[Spatial layout data]
::::

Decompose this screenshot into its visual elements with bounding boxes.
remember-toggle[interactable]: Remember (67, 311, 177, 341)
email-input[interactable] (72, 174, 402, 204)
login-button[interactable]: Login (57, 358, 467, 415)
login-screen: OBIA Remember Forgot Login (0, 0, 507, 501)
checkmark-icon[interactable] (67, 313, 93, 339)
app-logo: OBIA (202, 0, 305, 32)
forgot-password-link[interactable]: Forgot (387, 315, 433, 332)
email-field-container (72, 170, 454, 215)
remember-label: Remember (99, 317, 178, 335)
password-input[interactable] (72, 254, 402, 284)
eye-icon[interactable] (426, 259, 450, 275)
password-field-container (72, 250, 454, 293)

::::

### WRITTEN TASK
Reproduce all of the entries above, switching "eye-icon" to "visibility-icon" and leaving everything else unchanged.

### SOLVED EXERCISE
Decompose this screenshot into its visual elements with bounding boxes.
remember-toggle[interactable]: Remember (67, 311, 177, 341)
email-input[interactable] (72, 174, 402, 204)
login-button[interactable]: Login (57, 358, 467, 415)
login-screen: OBIA Remember Forgot Login (0, 0, 507, 501)
checkmark-icon[interactable] (67, 313, 93, 339)
app-logo: OBIA (202, 0, 305, 32)
forgot-password-link[interactable]: Forgot (387, 315, 433, 332)
email-field-container (72, 170, 454, 215)
remember-label: Remember (99, 317, 178, 335)
password-input[interactable] (72, 254, 402, 284)
visibility-icon[interactable] (426, 259, 450, 275)
password-field-container (72, 250, 454, 293)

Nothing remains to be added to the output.